Problem requirements: Your task is to repeat the entries word for word while leaving out the pictures.

(Entries from a dataset)
=-=-=-=-=

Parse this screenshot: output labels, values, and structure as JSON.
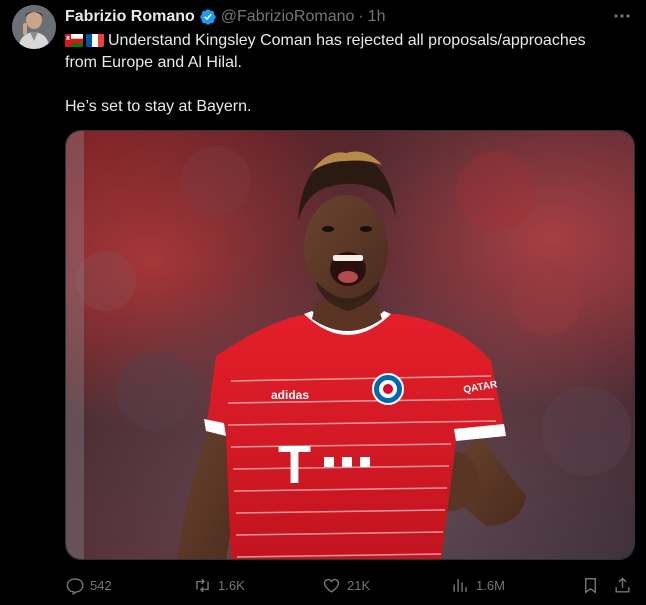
{
  "author": {
    "display_name": "Fabrizio Romano",
    "handle": "@FabrizioRomano",
    "separator": "·",
    "time": "1h",
    "verified_badge_color": "#1d9bf0"
  },
  "tweet": {
    "line1": "Understand Kingsley Coman has rejected all proposals/approaches",
    "line2": "from Europe and Al Hilal.",
    "line3": "He’s set to stay at Bayern."
  },
  "media": {
    "jersey_sponsor_letter": "T",
    "jersey_brand": "adidas",
    "jersey_sleeve": "QATAR"
  },
  "actions": {
    "replies": "542",
    "retweets": "1.6K",
    "likes": "21K",
    "views": "1.6M"
  },
  "icons": {
    "reply": "reply-icon",
    "retweet": "retweet-icon",
    "like": "heart-icon",
    "views": "views-chart-icon",
    "bookmark": "bookmark-icon",
    "share": "share-icon",
    "more": "more-icon"
  },
  "colors": {
    "background": "#000000",
    "text": "#e7e9ea",
    "muted": "#71767b",
    "accent": "#1d9bf0"
  }
}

=-=-=-=-=

Correct answer:
Parse this screenshot: output labels, values, and structure as JSON.
{
  "author": {
    "display_name": "Fabrizio Romano",
    "handle": "@FabrizioRomano",
    "separator": "·",
    "time": "1h",
    "verified_badge_color": "#1d9bf0"
  },
  "tweet": {
    "line1": "Understand Kingsley Coman has rejected all proposals/approaches",
    "line2": "from Europe and Al Hilal.",
    "line3": "He’s set to stay at Bayern."
  },
  "media": {
    "jersey_sponsor_letter": "T",
    "jersey_brand": "adidas",
    "jersey_sleeve": "QATAR"
  },
  "actions": {
    "replies": "542",
    "retweets": "1.6K",
    "likes": "21K",
    "views": "1.6M"
  },
  "icons": {
    "reply": "reply-icon",
    "retweet": "retweet-icon",
    "like": "heart-icon",
    "views": "views-chart-icon",
    "bookmark": "bookmark-icon",
    "share": "share-icon",
    "more": "more-icon"
  },
  "colors": {
    "background": "#000000",
    "text": "#e7e9ea",
    "muted": "#71767b",
    "accent": "#1d9bf0"
  }
}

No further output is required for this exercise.